◆ TEKS YANG DISEDIAKAN ◆
┌────────
Manuver serupa dilakukan duet pengusaha muda, Kaesang Pangarep-Kevin Nugroho, yang saat ini masing-masing memiliki saham 40 persen dan 30 persen di Persis Solo. Keduanya berkongsi dengan Menteri BUMN Erick Thohir yang sudah makan asam garam bisnis sepak bola. Selain pernah jadi pemilik klub Inter Milan dan DC United, Erick masih jadi bagian dari konsorsium Indonesia yang memiliki saham di klub Inggris, Oxford United FC.
Kabar cukup fenomenal datang dari Dewa United. Klub yang telah terlebih dahulu memiliki tim bola basket dan tim e-sport ini mengakuisisi tim sepak bola Martapura FC. Sosok-sosok yang berada di balik Dewa United adalah trio konglomerat Mahendra Agakhan Thohir, Garibaldi Thohir, dan Kevin Hardiman.
└────────
◆ BAHAN YANG DISEDIAKAN ◆
┌────────
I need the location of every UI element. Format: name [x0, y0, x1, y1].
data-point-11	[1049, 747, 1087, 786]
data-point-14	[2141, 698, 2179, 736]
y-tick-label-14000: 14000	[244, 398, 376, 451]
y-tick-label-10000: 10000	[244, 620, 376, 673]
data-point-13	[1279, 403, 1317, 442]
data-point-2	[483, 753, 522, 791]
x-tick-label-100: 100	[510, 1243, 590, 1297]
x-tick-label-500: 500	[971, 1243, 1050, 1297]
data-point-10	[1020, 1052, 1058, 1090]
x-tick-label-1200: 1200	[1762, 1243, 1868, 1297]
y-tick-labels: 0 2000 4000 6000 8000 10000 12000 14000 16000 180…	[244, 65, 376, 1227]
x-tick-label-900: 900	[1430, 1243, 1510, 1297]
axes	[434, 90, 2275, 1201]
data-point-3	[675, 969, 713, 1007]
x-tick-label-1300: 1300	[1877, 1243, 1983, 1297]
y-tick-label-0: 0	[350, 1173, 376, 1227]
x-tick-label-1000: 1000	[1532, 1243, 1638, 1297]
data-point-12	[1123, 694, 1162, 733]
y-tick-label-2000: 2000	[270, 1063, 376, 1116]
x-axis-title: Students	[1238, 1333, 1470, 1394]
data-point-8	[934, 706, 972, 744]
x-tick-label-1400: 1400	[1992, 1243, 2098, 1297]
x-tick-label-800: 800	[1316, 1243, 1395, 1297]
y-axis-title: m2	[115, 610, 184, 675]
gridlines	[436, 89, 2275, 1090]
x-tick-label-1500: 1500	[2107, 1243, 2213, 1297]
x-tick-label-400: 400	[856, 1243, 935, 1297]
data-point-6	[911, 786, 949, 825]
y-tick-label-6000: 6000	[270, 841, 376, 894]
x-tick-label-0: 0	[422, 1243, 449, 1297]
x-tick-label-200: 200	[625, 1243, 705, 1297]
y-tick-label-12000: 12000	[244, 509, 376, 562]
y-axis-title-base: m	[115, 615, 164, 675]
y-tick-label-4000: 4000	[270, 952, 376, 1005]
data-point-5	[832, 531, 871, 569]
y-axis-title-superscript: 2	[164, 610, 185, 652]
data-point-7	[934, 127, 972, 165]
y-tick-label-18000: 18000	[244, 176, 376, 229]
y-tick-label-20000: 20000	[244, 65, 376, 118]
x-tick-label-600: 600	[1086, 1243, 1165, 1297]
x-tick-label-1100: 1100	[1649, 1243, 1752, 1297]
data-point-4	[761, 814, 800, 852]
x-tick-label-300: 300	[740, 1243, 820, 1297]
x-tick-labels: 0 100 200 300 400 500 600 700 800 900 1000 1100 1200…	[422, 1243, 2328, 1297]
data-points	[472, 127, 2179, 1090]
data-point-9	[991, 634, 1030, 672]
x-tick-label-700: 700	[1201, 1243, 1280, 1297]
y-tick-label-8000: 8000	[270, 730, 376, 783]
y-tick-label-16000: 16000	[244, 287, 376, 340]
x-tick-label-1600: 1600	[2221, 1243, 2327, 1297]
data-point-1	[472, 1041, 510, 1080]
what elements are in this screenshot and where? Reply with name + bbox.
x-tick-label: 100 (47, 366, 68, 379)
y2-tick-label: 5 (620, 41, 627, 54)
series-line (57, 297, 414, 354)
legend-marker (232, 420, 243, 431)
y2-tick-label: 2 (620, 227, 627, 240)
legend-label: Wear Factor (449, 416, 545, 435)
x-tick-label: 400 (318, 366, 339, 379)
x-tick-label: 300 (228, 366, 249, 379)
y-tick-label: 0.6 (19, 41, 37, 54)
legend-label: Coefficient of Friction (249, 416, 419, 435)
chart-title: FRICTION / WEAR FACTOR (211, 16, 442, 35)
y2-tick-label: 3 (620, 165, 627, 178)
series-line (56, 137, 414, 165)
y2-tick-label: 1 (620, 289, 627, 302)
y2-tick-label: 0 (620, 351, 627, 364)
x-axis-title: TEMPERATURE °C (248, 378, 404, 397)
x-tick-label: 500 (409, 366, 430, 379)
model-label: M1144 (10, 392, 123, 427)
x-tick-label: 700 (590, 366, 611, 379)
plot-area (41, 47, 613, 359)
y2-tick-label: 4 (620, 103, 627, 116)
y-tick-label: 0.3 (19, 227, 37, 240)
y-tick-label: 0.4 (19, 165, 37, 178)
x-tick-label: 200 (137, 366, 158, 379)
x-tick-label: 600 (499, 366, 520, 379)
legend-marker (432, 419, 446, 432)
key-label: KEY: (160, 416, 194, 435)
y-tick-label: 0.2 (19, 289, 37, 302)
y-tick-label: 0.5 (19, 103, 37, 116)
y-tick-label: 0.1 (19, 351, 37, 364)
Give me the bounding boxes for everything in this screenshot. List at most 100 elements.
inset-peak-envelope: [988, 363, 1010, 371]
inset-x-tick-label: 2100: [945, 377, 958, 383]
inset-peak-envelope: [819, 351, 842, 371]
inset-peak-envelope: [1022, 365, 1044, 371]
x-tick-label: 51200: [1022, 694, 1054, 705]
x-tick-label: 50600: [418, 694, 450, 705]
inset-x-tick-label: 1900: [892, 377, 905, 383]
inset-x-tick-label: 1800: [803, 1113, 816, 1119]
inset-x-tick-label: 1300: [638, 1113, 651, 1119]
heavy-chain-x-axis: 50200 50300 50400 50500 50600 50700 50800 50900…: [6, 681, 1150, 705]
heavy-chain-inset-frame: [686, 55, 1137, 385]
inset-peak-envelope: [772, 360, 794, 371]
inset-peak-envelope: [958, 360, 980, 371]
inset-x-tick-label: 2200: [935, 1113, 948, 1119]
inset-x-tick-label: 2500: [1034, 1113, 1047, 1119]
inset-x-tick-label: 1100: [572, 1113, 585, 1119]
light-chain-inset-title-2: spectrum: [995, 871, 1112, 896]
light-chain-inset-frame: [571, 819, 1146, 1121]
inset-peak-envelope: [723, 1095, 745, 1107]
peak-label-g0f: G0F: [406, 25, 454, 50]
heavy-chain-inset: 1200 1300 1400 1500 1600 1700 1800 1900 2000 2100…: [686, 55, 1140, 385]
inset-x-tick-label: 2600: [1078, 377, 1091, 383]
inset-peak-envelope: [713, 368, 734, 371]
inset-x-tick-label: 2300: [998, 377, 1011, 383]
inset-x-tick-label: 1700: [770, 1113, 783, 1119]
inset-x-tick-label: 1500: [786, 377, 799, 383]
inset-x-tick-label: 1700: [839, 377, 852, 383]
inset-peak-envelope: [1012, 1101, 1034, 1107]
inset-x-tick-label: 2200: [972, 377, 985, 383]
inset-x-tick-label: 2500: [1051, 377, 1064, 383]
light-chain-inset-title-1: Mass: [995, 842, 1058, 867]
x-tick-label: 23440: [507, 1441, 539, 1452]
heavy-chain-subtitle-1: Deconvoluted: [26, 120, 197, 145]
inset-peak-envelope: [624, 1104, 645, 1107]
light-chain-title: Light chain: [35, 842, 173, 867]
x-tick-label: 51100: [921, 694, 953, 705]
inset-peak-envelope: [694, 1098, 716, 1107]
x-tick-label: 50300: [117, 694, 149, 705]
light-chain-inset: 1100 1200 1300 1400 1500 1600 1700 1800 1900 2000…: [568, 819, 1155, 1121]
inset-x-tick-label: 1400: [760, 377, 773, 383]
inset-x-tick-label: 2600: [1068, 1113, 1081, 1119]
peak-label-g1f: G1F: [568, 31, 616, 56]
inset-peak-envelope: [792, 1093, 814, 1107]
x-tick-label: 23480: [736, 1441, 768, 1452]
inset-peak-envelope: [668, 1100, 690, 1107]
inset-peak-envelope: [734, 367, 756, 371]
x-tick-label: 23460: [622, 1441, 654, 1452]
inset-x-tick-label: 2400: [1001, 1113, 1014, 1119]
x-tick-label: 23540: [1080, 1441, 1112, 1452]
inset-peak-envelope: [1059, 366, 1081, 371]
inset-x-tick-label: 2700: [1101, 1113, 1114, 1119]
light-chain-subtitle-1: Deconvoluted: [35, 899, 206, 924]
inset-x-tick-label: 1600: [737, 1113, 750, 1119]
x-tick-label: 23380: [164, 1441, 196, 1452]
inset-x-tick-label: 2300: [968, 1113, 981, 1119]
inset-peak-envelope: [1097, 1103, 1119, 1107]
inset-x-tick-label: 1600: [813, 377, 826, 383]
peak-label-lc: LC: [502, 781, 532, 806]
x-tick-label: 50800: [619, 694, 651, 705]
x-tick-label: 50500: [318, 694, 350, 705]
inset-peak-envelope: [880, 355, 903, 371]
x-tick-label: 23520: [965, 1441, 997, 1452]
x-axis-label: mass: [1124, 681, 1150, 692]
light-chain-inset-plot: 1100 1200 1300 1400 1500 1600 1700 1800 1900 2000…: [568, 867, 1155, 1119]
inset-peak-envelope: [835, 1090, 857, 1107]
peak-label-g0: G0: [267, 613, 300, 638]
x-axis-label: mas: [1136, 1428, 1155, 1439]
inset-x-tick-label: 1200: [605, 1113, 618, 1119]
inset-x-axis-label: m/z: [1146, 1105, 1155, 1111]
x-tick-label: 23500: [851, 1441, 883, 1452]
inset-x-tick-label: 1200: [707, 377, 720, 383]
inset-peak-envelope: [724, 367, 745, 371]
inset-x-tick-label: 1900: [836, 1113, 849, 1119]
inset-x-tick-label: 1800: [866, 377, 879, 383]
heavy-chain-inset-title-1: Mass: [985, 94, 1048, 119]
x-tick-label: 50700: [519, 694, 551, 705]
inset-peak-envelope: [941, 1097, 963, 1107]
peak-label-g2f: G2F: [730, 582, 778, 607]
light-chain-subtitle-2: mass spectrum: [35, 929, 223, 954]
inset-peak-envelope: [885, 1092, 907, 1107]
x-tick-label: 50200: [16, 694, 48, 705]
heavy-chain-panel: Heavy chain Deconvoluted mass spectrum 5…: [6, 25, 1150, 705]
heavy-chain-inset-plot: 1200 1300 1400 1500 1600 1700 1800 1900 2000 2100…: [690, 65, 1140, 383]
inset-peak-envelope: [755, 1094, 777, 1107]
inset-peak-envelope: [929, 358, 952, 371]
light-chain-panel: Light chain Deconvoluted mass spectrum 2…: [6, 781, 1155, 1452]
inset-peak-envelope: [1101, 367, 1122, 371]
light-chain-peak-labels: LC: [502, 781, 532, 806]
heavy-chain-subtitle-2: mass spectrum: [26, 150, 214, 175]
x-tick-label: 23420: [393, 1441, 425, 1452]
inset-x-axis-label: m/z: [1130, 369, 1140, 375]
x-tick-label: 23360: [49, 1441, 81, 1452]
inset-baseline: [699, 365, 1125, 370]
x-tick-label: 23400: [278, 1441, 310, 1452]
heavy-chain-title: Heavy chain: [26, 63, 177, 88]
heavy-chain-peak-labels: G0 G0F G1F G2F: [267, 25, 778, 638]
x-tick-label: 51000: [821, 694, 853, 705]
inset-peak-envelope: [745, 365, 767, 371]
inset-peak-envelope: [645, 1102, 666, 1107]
└────────
◆ TUGAS YANG DIKERJAKAN ◆
**1.** Berdasarkan teks tentang pemilik klub sepak bola, jelaskan dalam satu sampai tiga kalimat alasan Erick Thohir disebut sudah makan asam garam bisnis sepak bola.
**2.** Tentukan apakah setiap pernyataan berikut sesuai dengan teks tentang pemilik klub sepak bola, lalu jawab ya atau tidak dengan mengutip kata-kata teks yang menentukan. (a) Kaesang Pangarep memiliki saham 40 persen di Persis Solo. (b) Dewa United mengakuisisi tim sepak bola Persis Solo. (c) Dewa United sudah memiliki tim bola basket sebelum mengakuisisi tim sepak bola.

◆ JAWABAN PER NOMOR ◆
**1.** Erick Thohir pernah menjadi pemilik klub Inter Milan dan DC United. Ia juga masih menjadi bagian dari konsorsium Indonesia yang memiliki saham di klub Inggris, Oxford United FC.

**2.**
(a) Ya: "Kaesang Pangarep-Kevin Nugroho, yang saat ini masing-masing memiliki saham 40 persen dan 30 persen di Persis Solo"
(b) Tidak: "mengakuisisi tim sepak bola Martapura FC"
(c) Ya: "Klub yang telah terlebih dahulu memiliki tim bola basket dan tim e-sport ini mengakuisisi tim sepak bola Martapura FC"